• [Records]
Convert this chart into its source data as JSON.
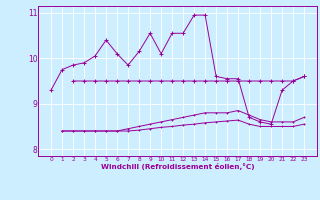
{
  "xlabel": "Windchill (Refroidissement éolien,°C)",
  "background_color": "#cceeff",
  "line_color": "#990099",
  "x_ticks": [
    0,
    1,
    2,
    3,
    4,
    5,
    6,
    7,
    8,
    9,
    10,
    11,
    12,
    13,
    14,
    15,
    16,
    17,
    18,
    19,
    20,
    21,
    22,
    23
  ],
  "ylim": [
    7.85,
    11.15
  ],
  "yticks": [
    8,
    9,
    10,
    11
  ],
  "series1_x": [
    0,
    1,
    2,
    3,
    4,
    5,
    6,
    7,
    8,
    9,
    10,
    11,
    12,
    13,
    14,
    15,
    16,
    17,
    18,
    19,
    20,
    21,
    22,
    23
  ],
  "series1_y": [
    9.3,
    9.75,
    9.85,
    9.9,
    10.05,
    10.4,
    10.1,
    9.85,
    10.15,
    10.55,
    10.1,
    10.55,
    10.55,
    10.95,
    10.95,
    9.6,
    9.55,
    9.55,
    8.7,
    8.6,
    8.55,
    9.3,
    9.5,
    9.6
  ],
  "series2_x": [
    2,
    3,
    4,
    5,
    6,
    7,
    8,
    9,
    10,
    11,
    12,
    13,
    14,
    15,
    16,
    17,
    18,
    19,
    20,
    21,
    22,
    23
  ],
  "series2_y": [
    9.5,
    9.5,
    9.5,
    9.5,
    9.5,
    9.5,
    9.5,
    9.5,
    9.5,
    9.5,
    9.5,
    9.5,
    9.5,
    9.5,
    9.5,
    9.5,
    9.5,
    9.5,
    9.5,
    9.5,
    9.5,
    9.6
  ],
  "series3_x": [
    1,
    2,
    3,
    4,
    5,
    6,
    7,
    8,
    9,
    10,
    11,
    12,
    13,
    14,
    15,
    16,
    17,
    18,
    19,
    20,
    21,
    22,
    23
  ],
  "series3_y": [
    8.4,
    8.4,
    8.4,
    8.4,
    8.4,
    8.4,
    8.45,
    8.5,
    8.55,
    8.6,
    8.65,
    8.7,
    8.75,
    8.8,
    8.8,
    8.8,
    8.85,
    8.75,
    8.65,
    8.6,
    8.6,
    8.6,
    8.7
  ],
  "series4_x": [
    1,
    2,
    3,
    4,
    5,
    6,
    7,
    8,
    9,
    10,
    11,
    12,
    13,
    14,
    15,
    16,
    17,
    18,
    19,
    20,
    21,
    22,
    23
  ],
  "series4_y": [
    8.4,
    8.4,
    8.4,
    8.4,
    8.4,
    8.4,
    8.4,
    8.42,
    8.45,
    8.48,
    8.5,
    8.53,
    8.55,
    8.58,
    8.6,
    8.62,
    8.64,
    8.55,
    8.5,
    8.5,
    8.5,
    8.5,
    8.55
  ]
}
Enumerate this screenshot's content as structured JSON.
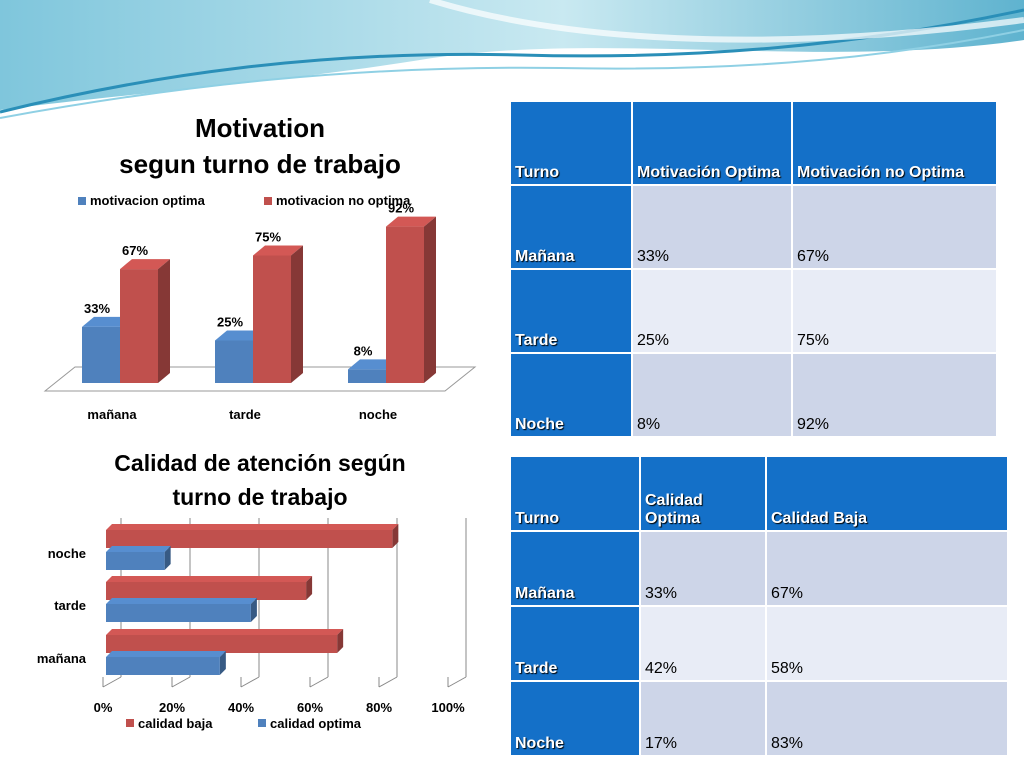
{
  "slide": {
    "colors": {
      "header": "#1470c8",
      "row_odd": "#cdd5e8",
      "row_even": "#e8ecf6",
      "red": "#c0504d",
      "blue": "#4f81bd"
    }
  },
  "chart_data": [
    {
      "type": "bar",
      "title": "Motivation\nsegun turno de trabajo",
      "title_lines": [
        "Motivation",
        "segun turno de trabajo"
      ],
      "categories": [
        "mañana",
        "tarde",
        "noche"
      ],
      "series": [
        {
          "name": "motivacion optima",
          "values": [
            33,
            25,
            8
          ],
          "labels": [
            "33%",
            "25%",
            "8%"
          ],
          "color": "#4f81bd"
        },
        {
          "name": "motivacion no optima",
          "values": [
            67,
            75,
            92
          ],
          "labels": [
            "67%",
            "75%",
            "92%"
          ],
          "color": "#c0504d"
        }
      ],
      "ylim": [
        0,
        100
      ],
      "legend": "top",
      "grid": false,
      "style": "3d-column"
    },
    {
      "type": "bar",
      "orientation": "horizontal",
      "title": "Calidad de atención según\nturno de trabajo",
      "title_lines": [
        "Calidad de atención según",
        "turno de trabajo"
      ],
      "categories": [
        "mañana",
        "tarde",
        "noche"
      ],
      "series": [
        {
          "name": "calidad optima",
          "values": [
            33,
            42,
            17
          ],
          "color": "#4f81bd"
        },
        {
          "name": "calidad baja",
          "values": [
            67,
            58,
            83
          ],
          "color": "#c0504d"
        }
      ],
      "x_ticks": [
        "0%",
        "20%",
        "40%",
        "60%",
        "80%",
        "100%"
      ],
      "xlim": [
        0,
        100
      ],
      "legend": "bottom",
      "legend_order": [
        "calidad baja",
        "calidad optima"
      ],
      "grid": true,
      "style": "3d-bar"
    }
  ],
  "table_motivation": {
    "headers": [
      "Turno",
      "Motivación Optima",
      "Motivación no Optima"
    ],
    "rows": [
      {
        "turno": "Mañana",
        "a": "33%",
        "b": "67%"
      },
      {
        "turno": "Tarde",
        "a": "25%",
        "b": "75%"
      },
      {
        "turno": "Noche",
        "a": "8%",
        "b": "92%"
      }
    ]
  },
  "table_calidad": {
    "headers": [
      "Turno",
      "Calidad Optima",
      "Calidad  Baja"
    ],
    "rows": [
      {
        "turno": "Mañana",
        "a": "33%",
        "b": "67%"
      },
      {
        "turno": "Tarde",
        "a": "42%",
        "b": "58%"
      },
      {
        "turno": "Noche",
        "a": "17%",
        "b": "83%"
      }
    ]
  }
}
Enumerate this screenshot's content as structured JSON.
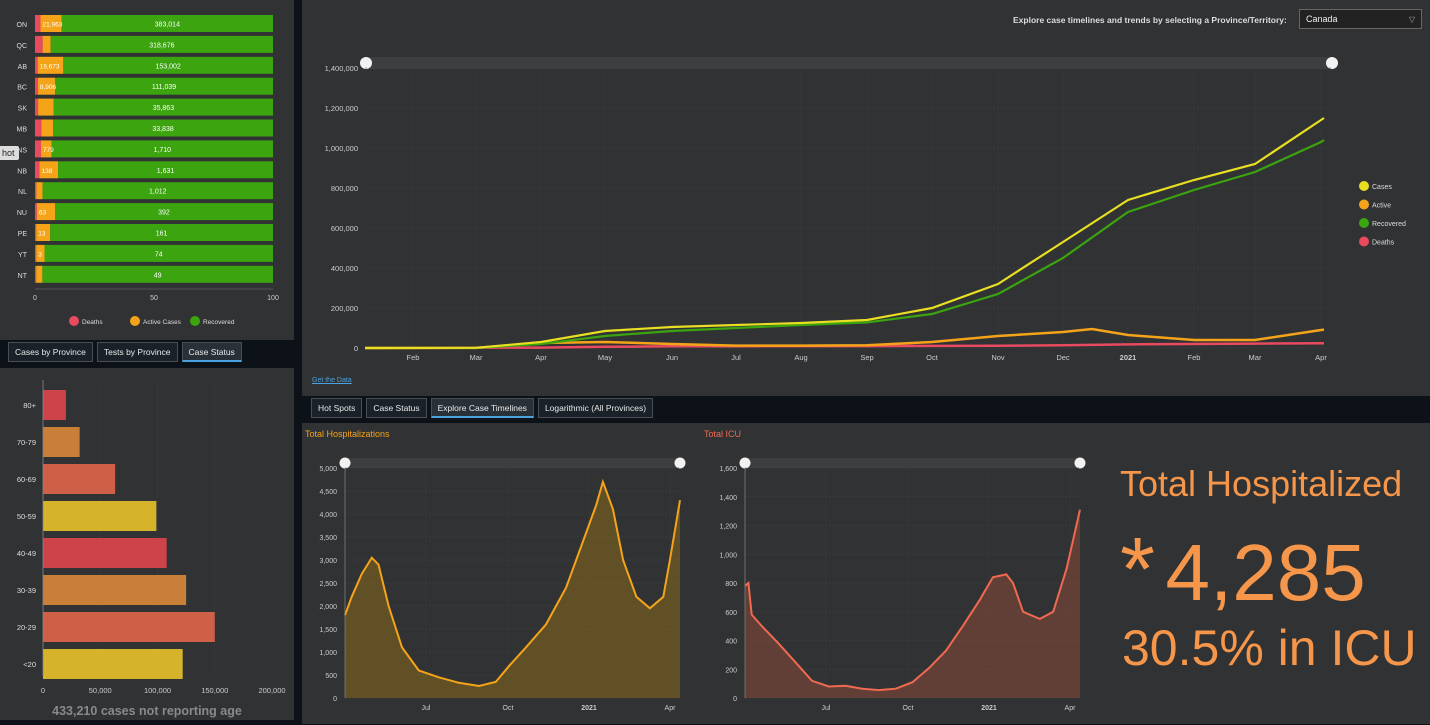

• [Exercise brief]
Write out the entries above word for word. Do not include the pictures.

• [Task solution]
Convert this chart into its source data as JSON.
{
  "xlabel": "Windchill (Refroidissement éolien,°C)",
  "background_color": "#cceeff",
  "line_color": "#990099",
  "x_ticks": [
    0,
    1,
    2,
    3,
    4,
    5,
    6,
    7,
    8,
    9,
    10,
    11,
    12,
    13,
    14,
    15,
    16,
    17,
    18,
    19,
    20,
    21,
    22,
    23
  ],
  "ylim": [
    7.85,
    11.15
  ],
  "yticks": [
    8,
    9,
    10,
    11
  ],
  "series1_x": [
    0,
    1,
    2,
    3,
    4,
    5,
    6,
    7,
    8,
    9,
    10,
    11,
    12,
    13,
    14,
    15,
    16,
    17,
    18,
    19,
    20,
    21,
    22,
    23
  ],
  "series1_y": [
    9.3,
    9.75,
    9.85,
    9.9,
    10.05,
    10.4,
    10.1,
    9.85,
    10.15,
    10.55,
    10.1,
    10.55,
    10.55,
    10.95,
    10.95,
    9.6,
    9.55,
    9.55,
    8.7,
    8.6,
    8.55,
    9.3,
    9.5,
    9.6
  ],
  "series2_x": [
    2,
    3,
    4,
    5,
    6,
    7,
    8,
    9,
    10,
    11,
    12,
    13,
    14,
    15,
    16,
    17,
    18,
    19,
    20,
    21,
    22,
    23
  ],
  "series2_y": [
    9.5,
    9.5,
    9.5,
    9.5,
    9.5,
    9.5,
    9.5,
    9.5,
    9.5,
    9.5,
    9.5,
    9.5,
    9.5,
    9.5,
    9.5,
    9.5,
    9.5,
    9.5,
    9.5,
    9.5,
    9.5,
    9.6
  ],
  "series3_x": [
    1,
    2,
    3,
    4,
    5,
    6,
    7,
    8,
    9,
    10,
    11,
    12,
    13,
    14,
    15,
    16,
    17,
    18,
    19,
    20,
    21,
    22,
    23
  ],
  "series3_y": [
    8.4,
    8.4,
    8.4,
    8.4,
    8.4,
    8.4,
    8.45,
    8.5,
    8.55,
    8.6,
    8.65,
    8.7,
    8.75,
    8.8,
    8.8,
    8.8,
    8.85,
    8.75,
    8.65,
    8.6,
    8.6,
    8.6,
    8.7
  ],
  "series4_x": [
    1,
    2,
    3,
    4,
    5,
    6,
    7,
    8,
    9,
    10,
    11,
    12,
    13,
    14,
    15,
    16,
    17,
    18,
    19,
    20,
    21,
    22,
    23
  ],
  "series4_y": [
    8.4,
    8.4,
    8.4,
    8.4,
    8.4,
    8.4,
    8.4,
    8.42,
    8.45,
    8.48,
    8.5,
    8.53,
    8.55,
    8.58,
    8.6,
    8.62,
    8.64,
    8.55,
    8.5,
    8.5,
    8.5,
    8.5,
    8.55
  ]
}
Enumerate this screenshot's content as structured JSON.
{
  "slide": {
    "colors": {
      "header": "#1470c8",
      "row_odd": "#cdd5e8",
      "row_even": "#e8ecf6",
      "red": "#c0504d",
      "blue": "#4f81bd"
    }
  },
  "chart_data": [
    {
      "type": "bar",
      "title": "Motivation\nsegun turno de trabajo",
      "title_lines": [
        "Motivation",
        "segun turno de trabajo"
      ],
      "categories": [
        "mañana",
        "tarde",
        "noche"
      ],
      "series": [
        {
          "name": "motivacion optima",
          "values": [
            33,
            25,
            8
          ],
          "labels": [
            "33%",
            "25%",
            "8%"
          ],
          "color": "#4f81bd"
        },
        {
          "name": "motivacion no optima",
          "values": [
            67,
            75,
            92
          ],
          "labels": [
            "67%",
            "75%",
            "92%"
          ],
          "color": "#c0504d"
        }
      ],
      "ylim": [
        0,
        100
      ],
      "legend": "top",
      "grid": false,
      "style": "3d-column"
    },
    {
      "type": "bar",
      "orientation": "horizontal",
      "title": "Calidad de atención según\nturno de trabajo",
      "title_lines": [
        "Calidad de atención según",
        "turno de trabajo"
      ],
      "categories": [
        "mañana",
        "tarde",
        "noche"
      ],
      "series": [
        {
          "name": "calidad optima",
          "values": [
            33,
            42,
            17
          ],
          "color": "#4f81bd"
        },
        {
          "name": "calidad baja",
          "values": [
            67,
            58,
            83
          ],
          "color": "#c0504d"
        }
      ],
      "x_ticks": [
        "0%",
        "20%",
        "40%",
        "60%",
        "80%",
        "100%"
      ],
      "xlim": [
        0,
        100
      ],
      "legend": "bottom",
      "legend_order": [
        "calidad baja",
        "calidad optima"
      ],
      "grid": true,
      "style": "3d-bar"
    }
  ],
  "table_motivation": {
    "headers": [
      "Turno",
      "Motivación Optima",
      "Motivación no Optima"
    ],
    "rows": [
      {
        "turno": "Mañana",
        "a": "33%",
        "b": "67%"
      },
      {
        "turno": "Tarde",
        "a": "25%",
        "b": "75%"
      },
      {
        "turno": "Noche",
        "a": "8%",
        "b": "92%"
      }
    ]
  },
  "table_calidad": {
    "headers": [
      "Turno",
      "Calidad Optima",
      "Calidad  Baja"
    ],
    "rows": [
      {
        "turno": "Mañana",
        "a": "33%",
        "b": "67%"
      },
      {
        "turno": "Tarde",
        "a": "42%",
        "b": "58%"
      },
      {
        "turno": "Noche",
        "a": "17%",
        "b": "83%"
      }
    ]
  }
}
Enumerate this screenshot's content as structured JSON.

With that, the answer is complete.